### What the task asks
Give a verbatim quotation of every record.

** BEGIN Data for this exercise **

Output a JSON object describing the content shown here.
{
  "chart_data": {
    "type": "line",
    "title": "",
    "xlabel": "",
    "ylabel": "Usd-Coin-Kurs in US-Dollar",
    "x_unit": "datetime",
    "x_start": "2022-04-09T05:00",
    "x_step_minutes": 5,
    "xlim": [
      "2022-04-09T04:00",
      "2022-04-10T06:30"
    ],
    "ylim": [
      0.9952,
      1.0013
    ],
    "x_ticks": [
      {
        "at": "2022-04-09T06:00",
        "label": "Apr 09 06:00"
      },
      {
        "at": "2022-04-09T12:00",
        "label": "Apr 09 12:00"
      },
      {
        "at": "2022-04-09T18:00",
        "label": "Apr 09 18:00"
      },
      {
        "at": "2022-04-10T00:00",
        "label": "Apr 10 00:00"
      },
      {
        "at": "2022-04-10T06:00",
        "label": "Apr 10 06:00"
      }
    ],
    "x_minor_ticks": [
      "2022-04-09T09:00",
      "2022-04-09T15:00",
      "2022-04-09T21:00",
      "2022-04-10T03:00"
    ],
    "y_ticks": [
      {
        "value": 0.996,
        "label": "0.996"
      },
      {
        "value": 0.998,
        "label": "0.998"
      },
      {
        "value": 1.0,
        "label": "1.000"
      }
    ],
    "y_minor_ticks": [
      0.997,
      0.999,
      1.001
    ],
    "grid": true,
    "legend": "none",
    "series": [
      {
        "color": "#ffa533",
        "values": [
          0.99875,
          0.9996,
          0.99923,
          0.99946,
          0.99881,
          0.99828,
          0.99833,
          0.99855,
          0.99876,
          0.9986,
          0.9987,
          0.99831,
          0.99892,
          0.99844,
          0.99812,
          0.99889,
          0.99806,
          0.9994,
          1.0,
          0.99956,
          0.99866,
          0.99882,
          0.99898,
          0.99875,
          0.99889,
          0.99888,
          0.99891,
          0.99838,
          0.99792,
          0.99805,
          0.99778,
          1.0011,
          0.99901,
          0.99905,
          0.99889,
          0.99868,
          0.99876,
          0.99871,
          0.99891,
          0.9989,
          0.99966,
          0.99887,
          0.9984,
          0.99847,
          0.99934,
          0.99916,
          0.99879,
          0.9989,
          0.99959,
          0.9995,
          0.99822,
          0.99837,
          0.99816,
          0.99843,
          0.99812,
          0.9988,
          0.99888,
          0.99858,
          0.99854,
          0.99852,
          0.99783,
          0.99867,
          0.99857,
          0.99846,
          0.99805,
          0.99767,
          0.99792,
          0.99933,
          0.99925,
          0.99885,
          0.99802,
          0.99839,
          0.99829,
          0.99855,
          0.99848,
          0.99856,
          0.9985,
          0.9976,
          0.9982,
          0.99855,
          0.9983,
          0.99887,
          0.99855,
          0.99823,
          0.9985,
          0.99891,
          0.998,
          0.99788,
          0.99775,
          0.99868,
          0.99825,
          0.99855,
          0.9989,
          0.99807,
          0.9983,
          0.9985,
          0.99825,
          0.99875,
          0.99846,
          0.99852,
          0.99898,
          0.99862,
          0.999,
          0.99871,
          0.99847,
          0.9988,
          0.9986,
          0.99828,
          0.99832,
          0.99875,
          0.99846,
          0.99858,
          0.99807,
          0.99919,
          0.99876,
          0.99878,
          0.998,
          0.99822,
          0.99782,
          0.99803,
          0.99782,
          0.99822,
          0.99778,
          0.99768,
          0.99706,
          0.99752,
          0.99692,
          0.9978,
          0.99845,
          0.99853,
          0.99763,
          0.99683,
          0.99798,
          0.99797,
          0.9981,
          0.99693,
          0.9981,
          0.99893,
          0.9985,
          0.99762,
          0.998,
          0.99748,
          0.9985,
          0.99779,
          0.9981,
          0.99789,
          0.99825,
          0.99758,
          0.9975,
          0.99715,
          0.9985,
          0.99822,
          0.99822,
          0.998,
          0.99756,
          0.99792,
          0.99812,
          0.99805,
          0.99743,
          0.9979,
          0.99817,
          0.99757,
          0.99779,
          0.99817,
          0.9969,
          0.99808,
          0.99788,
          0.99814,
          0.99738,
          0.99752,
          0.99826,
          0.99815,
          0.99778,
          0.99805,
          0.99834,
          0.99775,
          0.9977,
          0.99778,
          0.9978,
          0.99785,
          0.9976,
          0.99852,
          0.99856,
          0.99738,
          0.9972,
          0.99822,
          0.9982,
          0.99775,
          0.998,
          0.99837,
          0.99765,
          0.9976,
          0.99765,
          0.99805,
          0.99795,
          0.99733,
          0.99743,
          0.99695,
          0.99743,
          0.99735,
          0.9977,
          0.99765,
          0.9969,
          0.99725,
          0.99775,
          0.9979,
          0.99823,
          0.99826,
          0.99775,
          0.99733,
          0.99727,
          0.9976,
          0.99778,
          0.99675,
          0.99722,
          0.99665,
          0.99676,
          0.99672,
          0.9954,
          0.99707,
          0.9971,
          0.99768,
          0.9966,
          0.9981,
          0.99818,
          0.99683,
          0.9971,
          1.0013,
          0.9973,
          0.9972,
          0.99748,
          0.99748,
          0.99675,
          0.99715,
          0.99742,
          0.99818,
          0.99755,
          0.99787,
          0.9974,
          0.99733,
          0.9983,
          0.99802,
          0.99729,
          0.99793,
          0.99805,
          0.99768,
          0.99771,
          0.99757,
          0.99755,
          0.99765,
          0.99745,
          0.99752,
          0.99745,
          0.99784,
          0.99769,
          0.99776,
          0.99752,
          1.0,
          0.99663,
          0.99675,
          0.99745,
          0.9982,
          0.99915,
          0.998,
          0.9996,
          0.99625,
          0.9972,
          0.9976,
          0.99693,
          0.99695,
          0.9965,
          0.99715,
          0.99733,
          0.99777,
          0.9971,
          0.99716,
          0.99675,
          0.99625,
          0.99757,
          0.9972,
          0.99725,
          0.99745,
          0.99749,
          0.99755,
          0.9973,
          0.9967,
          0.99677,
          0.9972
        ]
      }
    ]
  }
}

** END Data for this exercise **

### Expected answer
Output a JSON object describing the content shown here.
{
  "chart_data": {
    "type": "line",
    "title": "",
    "xlabel": "",
    "ylabel": "Usd-Coin-Kurs in US-Dollar",
    "x_unit": "datetime",
    "x_start": "2022-04-09T05:00",
    "x_step_minutes": 5,
    "xlim": [
      "2022-04-09T04:00",
      "2022-04-10T06:30"
    ],
    "ylim": [
      0.9952,
      1.0013
    ],
    "x_ticks": [
      {
        "at": "2022-04-09T06:00",
        "label": "Apr 09 06:00"
      },
      {
        "at": "2022-04-09T12:00",
        "label": "Apr 09 12:00"
      },
      {
        "at": "2022-04-09T18:00",
        "label": "Apr 09 18:00"
      },
      {
        "at": "2022-04-10T00:00",
        "label": "Apr 10 00:00"
      },
      {
        "at": "2022-04-10T06:00",
        "label": "Apr 10 06:00"
      }
    ],
    "x_minor_ticks": [
      "2022-04-09T09:00",
      "2022-04-09T15:00",
      "2022-04-09T21:00",
      "2022-04-10T03:00"
    ],
    "y_ticks": [
      {
        "value": 0.996,
        "label": "0.996"
      },
      {
        "value": 0.998,
        "label": "0.998"
      },
      {
        "value": 1.0,
        "label": "1.000"
      }
    ],
    "y_minor_ticks": [
      0.997,
      0.999,
      1.001
    ],
    "grid": true,
    "legend": "none",
    "series": [
      {
        "color": "#ffa533",
        "values": [
          0.99875,
          0.9996,
          0.99923,
          0.99946,
          0.99881,
          0.99828,
          0.99833,
          0.99855,
          0.99876,
          0.9986,
          0.9987,
          0.99831,
          0.99892,
          0.99844,
          0.99812,
          0.99889,
          0.99806,
          0.9994,
          1.0,
          0.99956,
          0.99866,
          0.99882,
          0.99898,
          0.99875,
          0.99889,
          0.99888,
          0.99891,
          0.99838,
          0.99792,
          0.99805,
          0.99778,
          1.0011,
          0.99901,
          0.99905,
          0.99889,
          0.99868,
          0.99876,
          0.99871,
          0.99891,
          0.9989,
          0.99966,
          0.99887,
          0.9984,
          0.99847,
          0.99934,
          0.99916,
          0.99879,
          0.9989,
          0.99959,
          0.9995,
          0.99822,
          0.99837,
          0.99816,
          0.99843,
          0.99812,
          0.9988,
          0.99888,
          0.99858,
          0.99854,
          0.99852,
          0.99783,
          0.99867,
          0.99857,
          0.99846,
          0.99805,
          0.99767,
          0.99792,
          0.99933,
          0.99925,
          0.99885,
          0.99802,
          0.99839,
          0.99829,
          0.99855,
          0.99848,
          0.99856,
          0.9985,
          0.9976,
          0.9982,
          0.99855,
          0.9983,
          0.99887,
          0.99855,
          0.99823,
          0.9985,
          0.99891,
          0.998,
          0.99788,
          0.99775,
          0.99868,
          0.99825,
          0.99855,
          0.9989,
          0.99807,
          0.9983,
          0.9985,
          0.99825,
          0.99875,
          0.99846,
          0.99852,
          0.99898,
          0.99862,
          0.999,
          0.99871,
          0.99847,
          0.9988,
          0.9986,
          0.99828,
          0.99832,
          0.99875,
          0.99846,
          0.99858,
          0.99807,
          0.99919,
          0.99876,
          0.99878,
          0.998,
          0.99822,
          0.99782,
          0.99803,
          0.99782,
          0.99822,
          0.99778,
          0.99768,
          0.99706,
          0.99752,
          0.99692,
          0.9978,
          0.99845,
          0.99853,
          0.99763,
          0.99683,
          0.99798,
          0.99797,
          0.9981,
          0.99693,
          0.9981,
          0.99893,
          0.9985,
          0.99762,
          0.998,
          0.99748,
          0.9985,
          0.99779,
          0.9981,
          0.99789,
          0.99825,
          0.99758,
          0.9975,
          0.99715,
          0.9985,
          0.99822,
          0.99822,
          0.998,
          0.99756,
          0.99792,
          0.99812,
          0.99805,
          0.99743,
          0.9979,
          0.99817,
          0.99757,
          0.99779,
          0.99817,
          0.9969,
          0.99808,
          0.99788,
          0.99814,
          0.99738,
          0.99752,
          0.99826,
          0.99815,
          0.99778,
          0.99805,
          0.99834,
          0.99775,
          0.9977,
          0.99778,
          0.9978,
          0.99785,
          0.9976,
          0.99852,
          0.99856,
          0.99738,
          0.9972,
          0.99822,
          0.9982,
          0.99775,
          0.998,
          0.99837,
          0.99765,
          0.9976,
          0.99765,
          0.99805,
          0.99795,
          0.99733,
          0.99743,
          0.99695,
          0.99743,
          0.99735,
          0.9977,
          0.99765,
          0.9969,
          0.99725,
          0.99775,
          0.9979,
          0.99823,
          0.99826,
          0.99775,
          0.99733,
          0.99727,
          0.9976,
          0.99778,
          0.99675,
          0.99722,
          0.99665,
          0.99676,
          0.99672,
          0.9954,
          0.99707,
          0.9971,
          0.99768,
          0.9966,
          0.9981,
          0.99818,
          0.99683,
          0.9971,
          1.0013,
          0.9973,
          0.9972,
          0.99748,
          0.99748,
          0.99675,
          0.99715,
          0.99742,
          0.99818,
          0.99755,
          0.99787,
          0.9974,
          0.99733,
          0.9983,
          0.99802,
          0.99729,
          0.99793,
          0.99805,
          0.99768,
          0.99771,
          0.99757,
          0.99755,
          0.99765,
          0.99745,
          0.99752,
          0.99745,
          0.99784,
          0.99769,
          0.99776,
          0.99752,
          1.0,
          0.99663,
          0.99675,
          0.99745,
          0.9982,
          0.99915,
          0.998,
          0.9996,
          0.99625,
          0.9972,
          0.9976,
          0.99693,
          0.99695,
          0.9965,
          0.99715,
          0.99733,
          0.99777,
          0.9971,
          0.99716,
          0.99675,
          0.99625,
          0.99757,
          0.9972,
          0.99725,
          0.99745,
          0.99749,
          0.99755,
          0.9973,
          0.9967,
          0.99677,
          0.9972
        ]
      }
    ]
  }
}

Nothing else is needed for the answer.